═════ Record excerpts ═════

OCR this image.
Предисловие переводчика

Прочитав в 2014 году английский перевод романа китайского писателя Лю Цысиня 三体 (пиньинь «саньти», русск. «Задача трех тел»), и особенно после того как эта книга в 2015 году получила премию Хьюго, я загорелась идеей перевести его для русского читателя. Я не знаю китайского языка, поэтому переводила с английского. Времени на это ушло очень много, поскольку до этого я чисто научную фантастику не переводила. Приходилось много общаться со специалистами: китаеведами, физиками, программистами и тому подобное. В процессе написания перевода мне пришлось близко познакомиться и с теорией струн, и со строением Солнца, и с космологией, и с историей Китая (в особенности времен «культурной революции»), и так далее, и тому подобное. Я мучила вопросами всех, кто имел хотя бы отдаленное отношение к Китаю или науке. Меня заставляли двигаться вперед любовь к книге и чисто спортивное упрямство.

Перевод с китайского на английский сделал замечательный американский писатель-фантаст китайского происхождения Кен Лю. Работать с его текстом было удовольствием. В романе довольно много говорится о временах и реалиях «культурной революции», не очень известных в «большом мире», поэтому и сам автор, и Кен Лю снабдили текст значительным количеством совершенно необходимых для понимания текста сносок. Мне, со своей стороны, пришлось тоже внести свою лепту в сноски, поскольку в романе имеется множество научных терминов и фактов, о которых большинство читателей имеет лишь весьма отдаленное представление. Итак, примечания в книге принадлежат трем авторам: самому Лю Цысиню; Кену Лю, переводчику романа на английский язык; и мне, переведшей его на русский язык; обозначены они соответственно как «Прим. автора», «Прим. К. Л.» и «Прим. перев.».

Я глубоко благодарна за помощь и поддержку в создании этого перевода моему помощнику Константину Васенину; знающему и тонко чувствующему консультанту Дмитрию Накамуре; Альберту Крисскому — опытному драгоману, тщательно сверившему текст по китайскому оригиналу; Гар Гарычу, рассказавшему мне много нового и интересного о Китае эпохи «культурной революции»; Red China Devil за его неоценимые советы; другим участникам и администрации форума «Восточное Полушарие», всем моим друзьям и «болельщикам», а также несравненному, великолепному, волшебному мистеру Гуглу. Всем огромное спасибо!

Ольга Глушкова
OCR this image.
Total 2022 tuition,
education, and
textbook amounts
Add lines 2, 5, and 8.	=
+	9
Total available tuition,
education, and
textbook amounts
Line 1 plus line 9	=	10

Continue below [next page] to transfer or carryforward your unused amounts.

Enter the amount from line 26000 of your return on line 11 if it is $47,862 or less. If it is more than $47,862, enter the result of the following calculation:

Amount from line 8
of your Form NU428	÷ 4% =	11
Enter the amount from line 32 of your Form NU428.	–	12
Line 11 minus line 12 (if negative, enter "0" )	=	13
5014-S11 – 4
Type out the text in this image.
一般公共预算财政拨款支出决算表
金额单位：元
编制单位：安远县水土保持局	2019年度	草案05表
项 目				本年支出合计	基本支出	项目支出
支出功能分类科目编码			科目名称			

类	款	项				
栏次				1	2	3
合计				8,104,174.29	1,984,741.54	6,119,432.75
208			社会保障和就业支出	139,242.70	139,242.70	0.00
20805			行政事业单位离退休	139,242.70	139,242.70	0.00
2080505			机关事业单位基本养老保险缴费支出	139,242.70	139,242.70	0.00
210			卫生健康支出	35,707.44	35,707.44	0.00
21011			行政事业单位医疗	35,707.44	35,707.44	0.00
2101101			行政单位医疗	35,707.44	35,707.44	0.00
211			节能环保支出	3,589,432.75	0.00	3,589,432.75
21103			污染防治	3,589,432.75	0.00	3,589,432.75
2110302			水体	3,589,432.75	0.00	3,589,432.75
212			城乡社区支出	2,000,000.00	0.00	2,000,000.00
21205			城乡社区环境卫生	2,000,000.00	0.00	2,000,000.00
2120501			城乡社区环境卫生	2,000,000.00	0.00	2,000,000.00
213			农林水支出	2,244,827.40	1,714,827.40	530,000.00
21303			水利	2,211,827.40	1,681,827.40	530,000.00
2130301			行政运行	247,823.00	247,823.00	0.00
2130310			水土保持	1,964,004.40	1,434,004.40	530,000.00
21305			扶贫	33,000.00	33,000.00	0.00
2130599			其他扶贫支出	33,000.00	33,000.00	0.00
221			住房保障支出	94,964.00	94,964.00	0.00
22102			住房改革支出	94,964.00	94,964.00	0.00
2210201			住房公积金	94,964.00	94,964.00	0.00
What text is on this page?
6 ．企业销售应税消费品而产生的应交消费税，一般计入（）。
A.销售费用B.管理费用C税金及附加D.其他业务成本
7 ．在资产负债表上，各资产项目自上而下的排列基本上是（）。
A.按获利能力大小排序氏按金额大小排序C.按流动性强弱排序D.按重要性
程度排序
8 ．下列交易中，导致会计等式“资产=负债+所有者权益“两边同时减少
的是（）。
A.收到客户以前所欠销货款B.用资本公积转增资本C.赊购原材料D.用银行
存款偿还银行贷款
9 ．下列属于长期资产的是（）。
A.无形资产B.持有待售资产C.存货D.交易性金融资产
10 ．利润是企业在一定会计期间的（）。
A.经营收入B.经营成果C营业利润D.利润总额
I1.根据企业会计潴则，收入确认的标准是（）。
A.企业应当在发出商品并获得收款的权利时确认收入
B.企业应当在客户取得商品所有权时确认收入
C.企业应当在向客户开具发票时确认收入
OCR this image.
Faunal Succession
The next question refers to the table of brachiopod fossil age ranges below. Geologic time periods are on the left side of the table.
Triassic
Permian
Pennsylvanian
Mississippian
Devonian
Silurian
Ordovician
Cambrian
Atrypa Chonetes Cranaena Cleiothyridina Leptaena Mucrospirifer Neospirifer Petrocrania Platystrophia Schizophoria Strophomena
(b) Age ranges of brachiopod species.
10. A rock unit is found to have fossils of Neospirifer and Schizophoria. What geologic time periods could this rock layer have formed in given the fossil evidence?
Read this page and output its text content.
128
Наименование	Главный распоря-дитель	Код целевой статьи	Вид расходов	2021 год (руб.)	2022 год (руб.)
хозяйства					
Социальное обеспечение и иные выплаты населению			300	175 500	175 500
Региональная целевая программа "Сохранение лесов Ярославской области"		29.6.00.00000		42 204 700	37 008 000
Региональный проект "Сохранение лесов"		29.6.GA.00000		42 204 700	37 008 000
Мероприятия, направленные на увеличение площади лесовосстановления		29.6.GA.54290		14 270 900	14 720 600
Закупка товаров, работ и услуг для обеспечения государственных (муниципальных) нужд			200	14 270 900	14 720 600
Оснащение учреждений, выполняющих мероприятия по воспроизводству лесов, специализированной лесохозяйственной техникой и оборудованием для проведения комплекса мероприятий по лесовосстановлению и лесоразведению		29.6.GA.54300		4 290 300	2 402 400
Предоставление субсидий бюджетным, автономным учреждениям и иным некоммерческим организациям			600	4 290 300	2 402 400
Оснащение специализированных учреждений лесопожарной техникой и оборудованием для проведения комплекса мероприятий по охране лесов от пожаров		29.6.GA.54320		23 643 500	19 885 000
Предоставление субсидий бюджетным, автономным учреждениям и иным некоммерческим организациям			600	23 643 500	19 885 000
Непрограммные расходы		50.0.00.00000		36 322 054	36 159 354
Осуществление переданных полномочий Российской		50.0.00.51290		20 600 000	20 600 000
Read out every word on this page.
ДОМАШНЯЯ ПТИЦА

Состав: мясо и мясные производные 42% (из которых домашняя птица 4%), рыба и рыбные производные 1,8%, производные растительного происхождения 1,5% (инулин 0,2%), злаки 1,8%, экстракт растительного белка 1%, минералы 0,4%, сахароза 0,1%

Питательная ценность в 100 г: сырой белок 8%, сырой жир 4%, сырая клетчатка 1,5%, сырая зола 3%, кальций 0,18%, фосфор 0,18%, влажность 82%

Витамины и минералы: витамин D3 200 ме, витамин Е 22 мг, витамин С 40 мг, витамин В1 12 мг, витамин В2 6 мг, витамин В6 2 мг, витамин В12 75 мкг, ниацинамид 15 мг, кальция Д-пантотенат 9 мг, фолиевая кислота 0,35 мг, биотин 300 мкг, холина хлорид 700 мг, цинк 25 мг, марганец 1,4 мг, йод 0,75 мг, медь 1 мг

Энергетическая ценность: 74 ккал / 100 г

═════

**The task**: In the listing above, find the lines holding the word "проведения" and copy them.

**Answer to this task**:
Оснащение учреждений, выполняющих мероприятия по воспроизводству лесов, специализированной лесохозяйственной техникой и оборудованием для проведения комплекса мероприятий по лесовосстановлению и лесоразведению		29.6.GA.54300		4 290 300	2 402 400
Оснащение специализированных учреждений лесопожарной техникой и оборудованием для проведения комплекса мероприятий по охране лесов от пожаров		29.6.GA.54320		23 643 500	19 885 000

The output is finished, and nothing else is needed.